# The problem
In the entries below, find every line holding the string "αίτιο" and collect it.
___ Dataset excerpts ___
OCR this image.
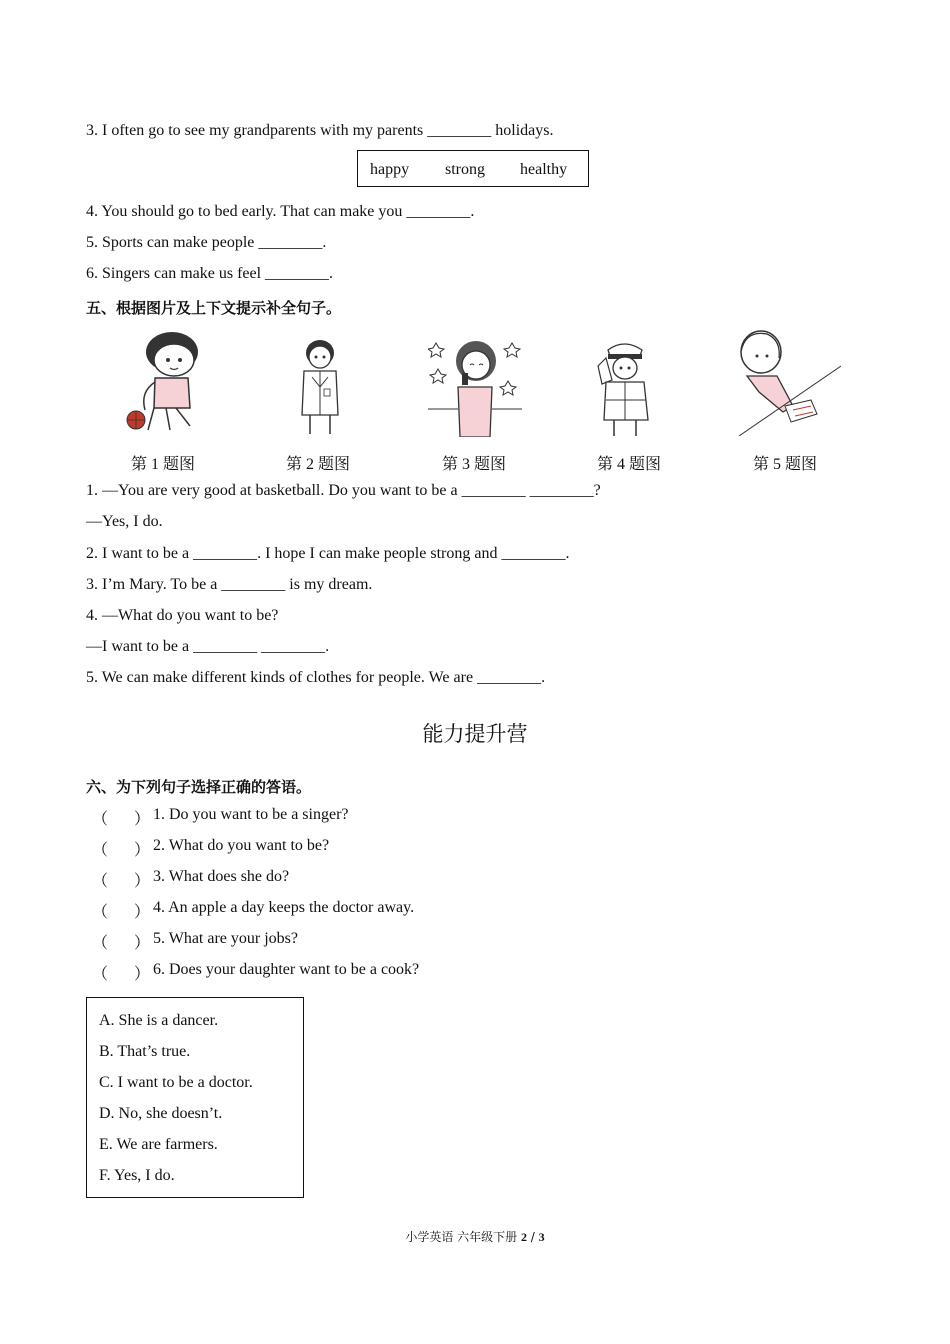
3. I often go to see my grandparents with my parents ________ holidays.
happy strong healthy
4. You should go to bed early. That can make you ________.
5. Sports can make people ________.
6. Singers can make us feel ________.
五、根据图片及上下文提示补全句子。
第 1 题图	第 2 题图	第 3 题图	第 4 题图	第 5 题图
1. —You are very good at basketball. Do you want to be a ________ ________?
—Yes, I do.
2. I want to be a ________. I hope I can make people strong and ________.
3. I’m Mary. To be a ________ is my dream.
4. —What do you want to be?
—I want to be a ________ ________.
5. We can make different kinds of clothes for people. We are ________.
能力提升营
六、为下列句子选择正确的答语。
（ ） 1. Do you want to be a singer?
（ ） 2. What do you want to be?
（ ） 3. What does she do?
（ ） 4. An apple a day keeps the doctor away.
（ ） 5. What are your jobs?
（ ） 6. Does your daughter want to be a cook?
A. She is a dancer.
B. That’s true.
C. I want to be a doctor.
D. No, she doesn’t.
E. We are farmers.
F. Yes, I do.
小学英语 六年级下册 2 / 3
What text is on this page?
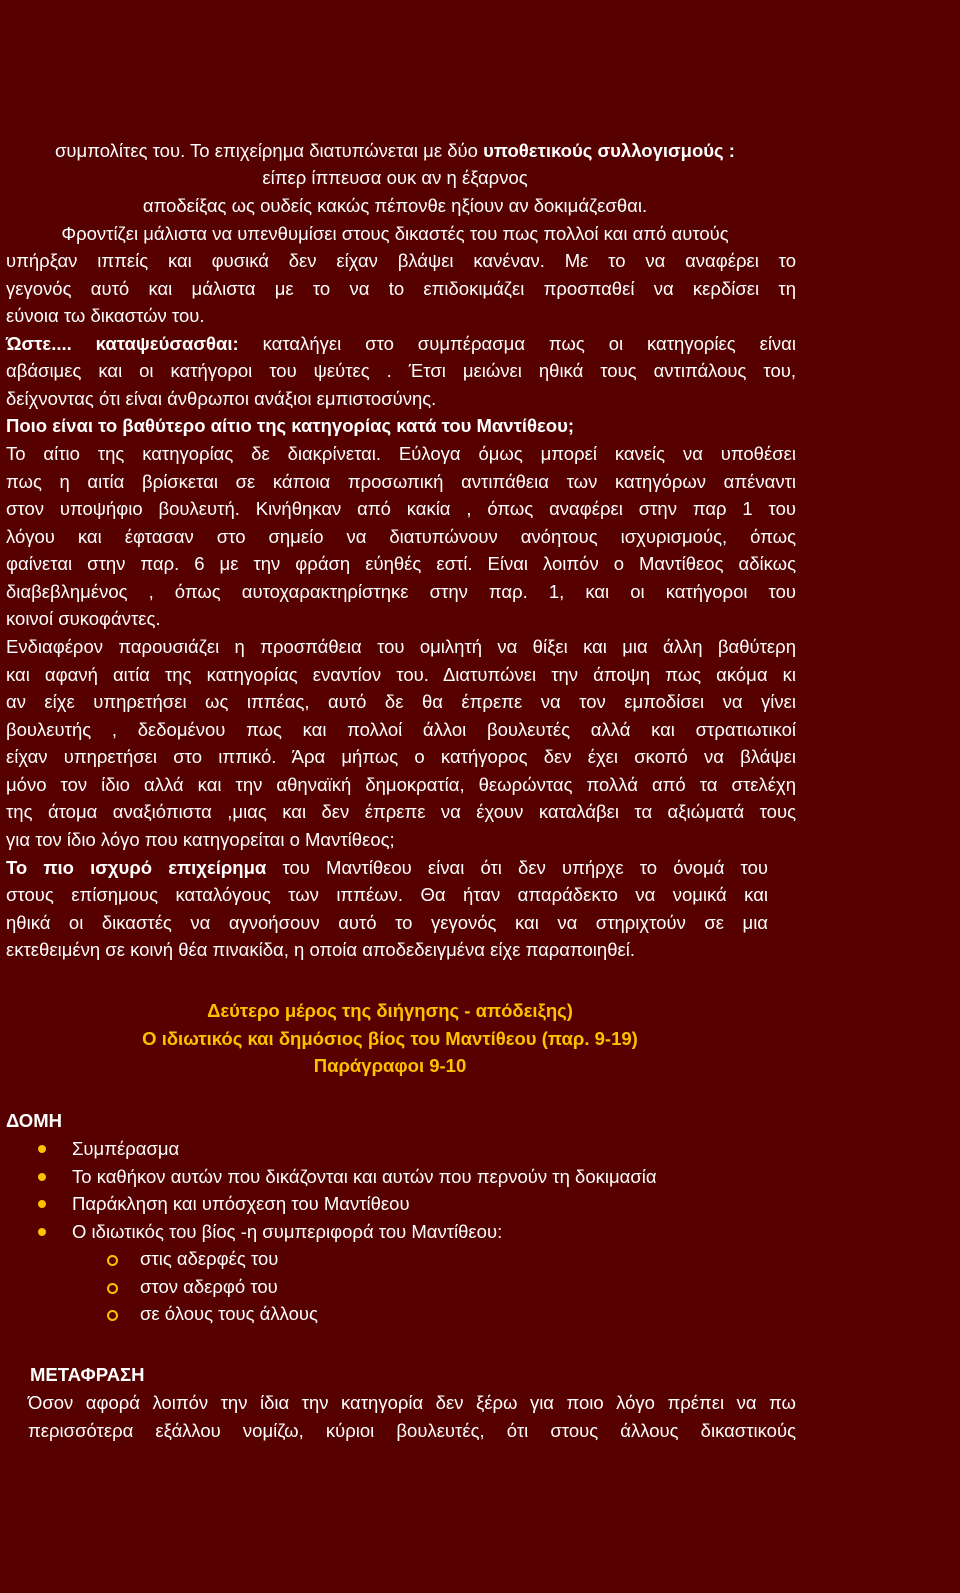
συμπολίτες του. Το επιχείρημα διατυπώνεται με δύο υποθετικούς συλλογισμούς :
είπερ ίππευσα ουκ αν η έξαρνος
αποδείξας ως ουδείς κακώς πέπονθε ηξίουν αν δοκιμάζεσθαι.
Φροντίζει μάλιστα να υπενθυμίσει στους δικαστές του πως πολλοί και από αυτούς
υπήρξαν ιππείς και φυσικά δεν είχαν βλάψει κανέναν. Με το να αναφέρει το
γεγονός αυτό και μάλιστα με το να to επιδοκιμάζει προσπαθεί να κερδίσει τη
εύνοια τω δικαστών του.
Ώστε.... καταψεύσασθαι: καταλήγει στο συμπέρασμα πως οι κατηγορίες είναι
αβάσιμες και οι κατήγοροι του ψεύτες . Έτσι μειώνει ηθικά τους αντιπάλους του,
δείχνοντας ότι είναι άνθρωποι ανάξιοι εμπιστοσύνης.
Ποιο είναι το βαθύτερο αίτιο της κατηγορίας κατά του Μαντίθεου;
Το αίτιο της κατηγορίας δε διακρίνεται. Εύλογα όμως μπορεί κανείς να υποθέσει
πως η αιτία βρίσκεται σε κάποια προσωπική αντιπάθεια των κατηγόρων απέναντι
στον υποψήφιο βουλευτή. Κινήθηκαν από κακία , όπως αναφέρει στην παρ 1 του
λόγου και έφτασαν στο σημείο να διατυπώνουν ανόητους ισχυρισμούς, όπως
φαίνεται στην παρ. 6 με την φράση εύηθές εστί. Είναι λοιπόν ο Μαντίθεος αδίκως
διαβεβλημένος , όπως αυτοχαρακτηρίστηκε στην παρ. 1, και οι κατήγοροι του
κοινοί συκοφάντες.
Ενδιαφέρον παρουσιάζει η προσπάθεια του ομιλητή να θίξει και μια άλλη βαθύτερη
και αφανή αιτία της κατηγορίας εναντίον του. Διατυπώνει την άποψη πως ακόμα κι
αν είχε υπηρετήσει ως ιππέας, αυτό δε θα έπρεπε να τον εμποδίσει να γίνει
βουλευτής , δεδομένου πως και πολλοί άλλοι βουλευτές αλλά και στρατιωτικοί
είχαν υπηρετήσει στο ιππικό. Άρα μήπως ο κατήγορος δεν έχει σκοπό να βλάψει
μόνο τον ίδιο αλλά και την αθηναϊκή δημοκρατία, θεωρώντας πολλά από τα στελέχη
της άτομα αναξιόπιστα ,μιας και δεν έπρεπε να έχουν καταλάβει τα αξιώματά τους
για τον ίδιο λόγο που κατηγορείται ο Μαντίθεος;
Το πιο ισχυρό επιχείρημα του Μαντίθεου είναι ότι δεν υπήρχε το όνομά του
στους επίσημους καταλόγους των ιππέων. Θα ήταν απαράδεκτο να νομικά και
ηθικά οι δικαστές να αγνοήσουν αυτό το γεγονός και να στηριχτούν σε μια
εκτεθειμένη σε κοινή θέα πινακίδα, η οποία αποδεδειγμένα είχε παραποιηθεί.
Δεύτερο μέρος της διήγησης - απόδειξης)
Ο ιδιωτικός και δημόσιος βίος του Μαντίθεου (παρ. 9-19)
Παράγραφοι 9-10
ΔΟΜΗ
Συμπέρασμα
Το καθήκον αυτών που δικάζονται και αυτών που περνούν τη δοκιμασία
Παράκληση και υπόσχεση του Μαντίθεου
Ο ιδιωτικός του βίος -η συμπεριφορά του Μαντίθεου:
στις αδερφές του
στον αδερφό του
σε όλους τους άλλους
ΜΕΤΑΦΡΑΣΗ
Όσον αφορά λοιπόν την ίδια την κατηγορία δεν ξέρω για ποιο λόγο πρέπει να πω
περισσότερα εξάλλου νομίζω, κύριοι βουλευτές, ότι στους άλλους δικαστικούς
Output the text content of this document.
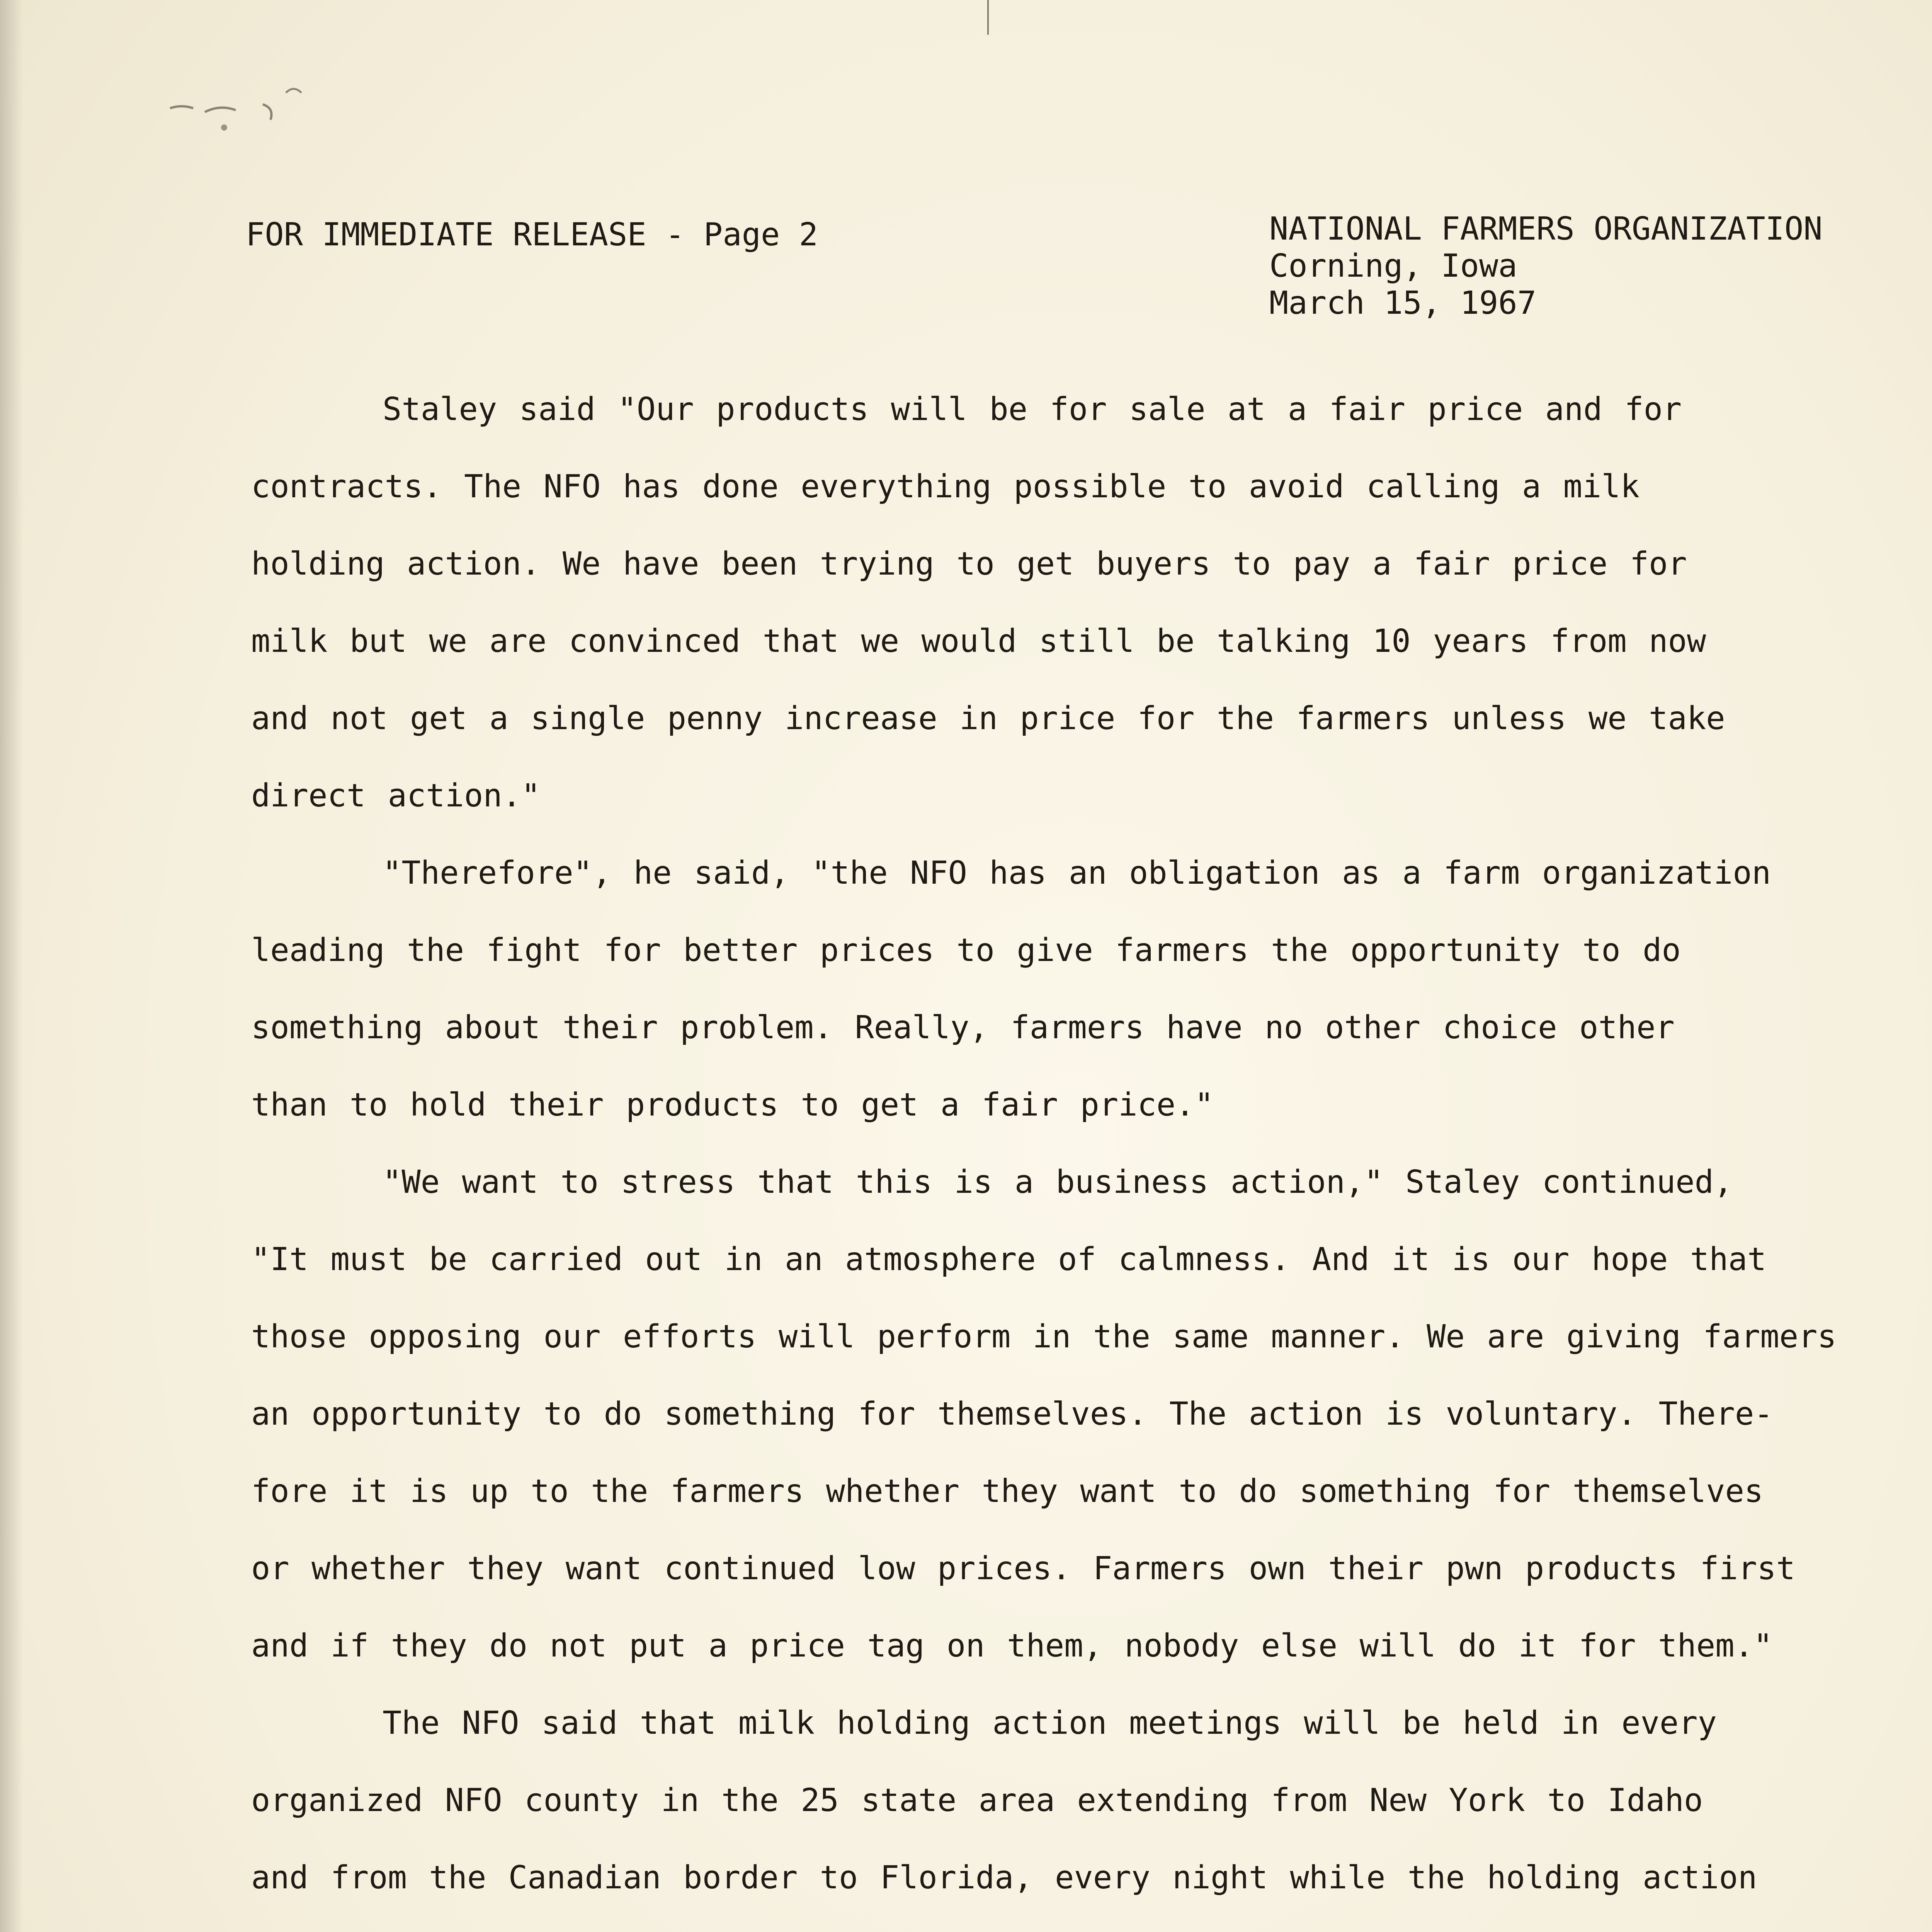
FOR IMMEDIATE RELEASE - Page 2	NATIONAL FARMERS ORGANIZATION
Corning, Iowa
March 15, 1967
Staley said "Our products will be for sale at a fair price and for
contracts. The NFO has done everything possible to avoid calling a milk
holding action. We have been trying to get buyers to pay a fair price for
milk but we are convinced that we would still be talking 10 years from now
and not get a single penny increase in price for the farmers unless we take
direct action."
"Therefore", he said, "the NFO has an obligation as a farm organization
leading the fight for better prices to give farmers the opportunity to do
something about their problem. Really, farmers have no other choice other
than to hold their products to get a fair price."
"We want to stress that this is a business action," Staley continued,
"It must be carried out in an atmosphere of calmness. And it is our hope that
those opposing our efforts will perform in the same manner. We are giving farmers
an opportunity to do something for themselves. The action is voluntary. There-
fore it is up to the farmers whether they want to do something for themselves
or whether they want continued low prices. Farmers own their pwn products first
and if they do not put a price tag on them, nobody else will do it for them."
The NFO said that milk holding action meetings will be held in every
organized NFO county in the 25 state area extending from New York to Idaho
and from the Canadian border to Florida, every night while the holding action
___
# Solution to this exercise
Ποιο είναι το βαθύτερο αίτιο της κατηγορίας κατά του Μαντίθεου;
Το αίτιο της κατηγορίας δε διακρίνεται. Εύλογα όμως μπορεί κανείς να υποθέσει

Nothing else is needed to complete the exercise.